* Task statement: Below are the records; pull every line that includes "Past".

* Record excerpts:
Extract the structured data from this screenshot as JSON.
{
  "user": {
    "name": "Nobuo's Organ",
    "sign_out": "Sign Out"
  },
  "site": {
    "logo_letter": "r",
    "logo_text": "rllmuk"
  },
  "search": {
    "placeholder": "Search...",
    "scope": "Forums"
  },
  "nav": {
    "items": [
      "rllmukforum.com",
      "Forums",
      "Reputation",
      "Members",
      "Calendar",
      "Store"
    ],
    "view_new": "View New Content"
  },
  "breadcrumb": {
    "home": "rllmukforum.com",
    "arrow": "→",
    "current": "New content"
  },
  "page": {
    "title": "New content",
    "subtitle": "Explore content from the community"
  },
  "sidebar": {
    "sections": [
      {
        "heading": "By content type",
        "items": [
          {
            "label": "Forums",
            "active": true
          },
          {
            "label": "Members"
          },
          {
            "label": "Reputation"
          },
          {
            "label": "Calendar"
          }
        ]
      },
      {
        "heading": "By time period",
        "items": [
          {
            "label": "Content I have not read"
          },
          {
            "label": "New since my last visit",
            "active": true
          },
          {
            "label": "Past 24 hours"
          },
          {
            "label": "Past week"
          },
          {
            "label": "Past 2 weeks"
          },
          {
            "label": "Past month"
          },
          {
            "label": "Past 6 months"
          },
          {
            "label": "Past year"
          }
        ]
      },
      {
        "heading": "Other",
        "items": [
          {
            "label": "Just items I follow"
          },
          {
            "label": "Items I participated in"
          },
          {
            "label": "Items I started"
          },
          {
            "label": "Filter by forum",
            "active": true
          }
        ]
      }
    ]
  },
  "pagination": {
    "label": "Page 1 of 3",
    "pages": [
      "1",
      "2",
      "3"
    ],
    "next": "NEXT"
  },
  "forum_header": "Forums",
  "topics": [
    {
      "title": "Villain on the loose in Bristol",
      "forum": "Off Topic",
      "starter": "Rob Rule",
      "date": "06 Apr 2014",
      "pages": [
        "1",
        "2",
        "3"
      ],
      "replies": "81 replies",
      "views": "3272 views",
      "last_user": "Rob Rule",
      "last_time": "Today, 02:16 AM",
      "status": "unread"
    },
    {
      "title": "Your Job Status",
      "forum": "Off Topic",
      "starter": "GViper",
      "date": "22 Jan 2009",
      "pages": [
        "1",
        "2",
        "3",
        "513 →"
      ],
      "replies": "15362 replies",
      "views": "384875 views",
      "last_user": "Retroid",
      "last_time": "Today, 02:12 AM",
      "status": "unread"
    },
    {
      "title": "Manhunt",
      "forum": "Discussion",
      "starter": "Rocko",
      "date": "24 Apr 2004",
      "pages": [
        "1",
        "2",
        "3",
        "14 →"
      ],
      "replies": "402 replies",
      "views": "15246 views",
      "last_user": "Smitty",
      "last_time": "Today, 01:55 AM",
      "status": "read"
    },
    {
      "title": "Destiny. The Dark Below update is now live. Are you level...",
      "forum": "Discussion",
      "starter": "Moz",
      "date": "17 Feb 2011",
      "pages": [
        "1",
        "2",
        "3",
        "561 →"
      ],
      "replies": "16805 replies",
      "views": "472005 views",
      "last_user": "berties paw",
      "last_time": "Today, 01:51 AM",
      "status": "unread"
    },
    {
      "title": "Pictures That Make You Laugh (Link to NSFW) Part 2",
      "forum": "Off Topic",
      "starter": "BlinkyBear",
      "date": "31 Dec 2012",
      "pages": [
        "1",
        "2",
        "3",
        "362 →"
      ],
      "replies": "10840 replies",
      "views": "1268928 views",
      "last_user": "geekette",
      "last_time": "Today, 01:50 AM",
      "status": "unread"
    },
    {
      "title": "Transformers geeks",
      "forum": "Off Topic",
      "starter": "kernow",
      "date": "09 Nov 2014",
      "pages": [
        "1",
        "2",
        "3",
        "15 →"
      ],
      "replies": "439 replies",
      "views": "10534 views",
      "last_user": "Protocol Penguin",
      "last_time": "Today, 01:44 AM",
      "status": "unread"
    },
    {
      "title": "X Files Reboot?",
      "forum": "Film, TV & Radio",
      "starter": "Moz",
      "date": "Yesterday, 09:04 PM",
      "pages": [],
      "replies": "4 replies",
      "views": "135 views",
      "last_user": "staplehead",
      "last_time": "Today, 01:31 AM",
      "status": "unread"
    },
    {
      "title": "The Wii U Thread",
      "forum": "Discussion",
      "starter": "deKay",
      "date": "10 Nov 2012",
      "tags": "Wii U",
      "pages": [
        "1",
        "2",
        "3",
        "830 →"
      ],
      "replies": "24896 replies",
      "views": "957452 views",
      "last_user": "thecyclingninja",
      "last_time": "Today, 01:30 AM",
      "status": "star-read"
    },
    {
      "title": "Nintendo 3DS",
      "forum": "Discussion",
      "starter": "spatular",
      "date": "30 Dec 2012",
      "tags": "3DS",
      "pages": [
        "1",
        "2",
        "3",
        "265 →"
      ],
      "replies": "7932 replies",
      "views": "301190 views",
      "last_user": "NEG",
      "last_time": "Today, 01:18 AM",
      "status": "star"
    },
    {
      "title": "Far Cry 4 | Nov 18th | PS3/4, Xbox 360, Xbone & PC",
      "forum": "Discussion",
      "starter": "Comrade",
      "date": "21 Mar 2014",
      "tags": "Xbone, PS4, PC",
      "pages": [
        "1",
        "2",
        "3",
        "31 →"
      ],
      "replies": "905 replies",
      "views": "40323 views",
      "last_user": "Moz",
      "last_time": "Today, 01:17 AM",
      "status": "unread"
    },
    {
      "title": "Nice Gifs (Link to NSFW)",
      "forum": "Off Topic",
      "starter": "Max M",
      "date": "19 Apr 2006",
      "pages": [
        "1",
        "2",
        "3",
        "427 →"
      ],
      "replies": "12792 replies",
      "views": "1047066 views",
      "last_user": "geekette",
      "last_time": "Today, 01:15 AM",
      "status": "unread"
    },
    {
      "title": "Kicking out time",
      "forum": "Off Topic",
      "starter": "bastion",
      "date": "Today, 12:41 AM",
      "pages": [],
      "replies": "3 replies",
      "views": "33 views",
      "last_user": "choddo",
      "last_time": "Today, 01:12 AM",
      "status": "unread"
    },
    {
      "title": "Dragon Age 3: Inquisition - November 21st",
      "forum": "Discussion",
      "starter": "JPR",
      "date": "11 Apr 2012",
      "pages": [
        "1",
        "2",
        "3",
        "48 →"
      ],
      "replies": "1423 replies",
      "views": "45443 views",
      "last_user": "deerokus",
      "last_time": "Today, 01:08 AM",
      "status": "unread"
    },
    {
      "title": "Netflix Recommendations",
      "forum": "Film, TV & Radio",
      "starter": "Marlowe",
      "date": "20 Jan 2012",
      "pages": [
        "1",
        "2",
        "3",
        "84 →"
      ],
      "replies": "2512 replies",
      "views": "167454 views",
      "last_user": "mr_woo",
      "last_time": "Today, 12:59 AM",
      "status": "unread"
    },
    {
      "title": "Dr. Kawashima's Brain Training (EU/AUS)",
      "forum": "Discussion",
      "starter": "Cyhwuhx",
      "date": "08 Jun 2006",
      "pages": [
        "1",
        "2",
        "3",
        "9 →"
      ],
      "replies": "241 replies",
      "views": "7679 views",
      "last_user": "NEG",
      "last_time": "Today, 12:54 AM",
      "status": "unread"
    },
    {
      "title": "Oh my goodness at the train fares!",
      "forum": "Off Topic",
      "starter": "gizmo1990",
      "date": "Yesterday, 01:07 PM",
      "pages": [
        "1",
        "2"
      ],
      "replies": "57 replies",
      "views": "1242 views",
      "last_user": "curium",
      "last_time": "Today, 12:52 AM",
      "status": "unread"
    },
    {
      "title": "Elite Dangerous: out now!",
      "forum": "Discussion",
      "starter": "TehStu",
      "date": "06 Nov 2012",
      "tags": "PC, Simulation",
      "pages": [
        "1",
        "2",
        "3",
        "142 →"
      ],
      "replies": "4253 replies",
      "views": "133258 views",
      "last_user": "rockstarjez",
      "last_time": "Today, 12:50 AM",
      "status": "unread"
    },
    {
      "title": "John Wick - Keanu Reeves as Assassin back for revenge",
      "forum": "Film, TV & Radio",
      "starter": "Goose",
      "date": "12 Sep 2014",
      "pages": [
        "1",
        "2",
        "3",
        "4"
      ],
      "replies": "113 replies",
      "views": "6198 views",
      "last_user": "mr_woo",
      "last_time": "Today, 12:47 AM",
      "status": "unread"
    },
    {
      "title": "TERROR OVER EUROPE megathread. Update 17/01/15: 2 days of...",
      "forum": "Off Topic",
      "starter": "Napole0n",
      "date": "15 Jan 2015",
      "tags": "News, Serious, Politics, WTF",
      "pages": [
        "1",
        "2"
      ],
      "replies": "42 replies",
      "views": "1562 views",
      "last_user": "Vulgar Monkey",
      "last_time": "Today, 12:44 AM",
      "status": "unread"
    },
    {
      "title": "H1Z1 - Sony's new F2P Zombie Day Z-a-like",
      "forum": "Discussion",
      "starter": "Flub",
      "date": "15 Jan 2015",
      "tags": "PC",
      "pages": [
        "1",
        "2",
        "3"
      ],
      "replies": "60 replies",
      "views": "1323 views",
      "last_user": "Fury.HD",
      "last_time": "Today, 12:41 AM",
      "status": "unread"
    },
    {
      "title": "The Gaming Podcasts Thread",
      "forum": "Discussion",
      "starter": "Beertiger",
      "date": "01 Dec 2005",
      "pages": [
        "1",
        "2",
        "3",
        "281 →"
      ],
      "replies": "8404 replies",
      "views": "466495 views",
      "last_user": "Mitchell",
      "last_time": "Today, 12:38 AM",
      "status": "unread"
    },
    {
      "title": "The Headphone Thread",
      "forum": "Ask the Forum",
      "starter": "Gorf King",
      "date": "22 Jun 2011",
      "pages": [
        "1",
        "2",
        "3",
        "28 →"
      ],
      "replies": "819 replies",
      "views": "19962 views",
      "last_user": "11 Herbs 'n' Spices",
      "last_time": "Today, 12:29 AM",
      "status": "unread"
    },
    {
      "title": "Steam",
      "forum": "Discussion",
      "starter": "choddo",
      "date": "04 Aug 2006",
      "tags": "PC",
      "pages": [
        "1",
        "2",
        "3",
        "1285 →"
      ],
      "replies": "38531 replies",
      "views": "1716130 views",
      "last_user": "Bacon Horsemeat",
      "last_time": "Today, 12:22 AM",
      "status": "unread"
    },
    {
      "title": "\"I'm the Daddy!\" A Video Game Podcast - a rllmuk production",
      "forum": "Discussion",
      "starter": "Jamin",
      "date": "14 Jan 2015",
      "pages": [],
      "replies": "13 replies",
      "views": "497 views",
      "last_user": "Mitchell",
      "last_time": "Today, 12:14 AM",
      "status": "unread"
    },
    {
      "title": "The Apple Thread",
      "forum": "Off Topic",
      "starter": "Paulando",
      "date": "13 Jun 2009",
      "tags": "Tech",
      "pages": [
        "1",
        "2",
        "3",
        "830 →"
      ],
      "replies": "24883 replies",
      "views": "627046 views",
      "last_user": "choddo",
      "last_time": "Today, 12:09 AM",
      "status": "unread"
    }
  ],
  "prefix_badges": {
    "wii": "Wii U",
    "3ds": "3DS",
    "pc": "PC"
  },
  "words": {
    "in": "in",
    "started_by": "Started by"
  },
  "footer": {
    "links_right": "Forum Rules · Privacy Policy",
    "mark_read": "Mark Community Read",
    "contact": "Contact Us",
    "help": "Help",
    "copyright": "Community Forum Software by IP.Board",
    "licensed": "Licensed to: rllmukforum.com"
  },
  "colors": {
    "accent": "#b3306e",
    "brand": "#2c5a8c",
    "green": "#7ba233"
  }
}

* Reply:
            "label": "Past 24 hours"
            "label": "Past week"
            "label": "Past 2 weeks"
            "label": "Past month"
            "label": "Past 6 months"
            "label": "Past year"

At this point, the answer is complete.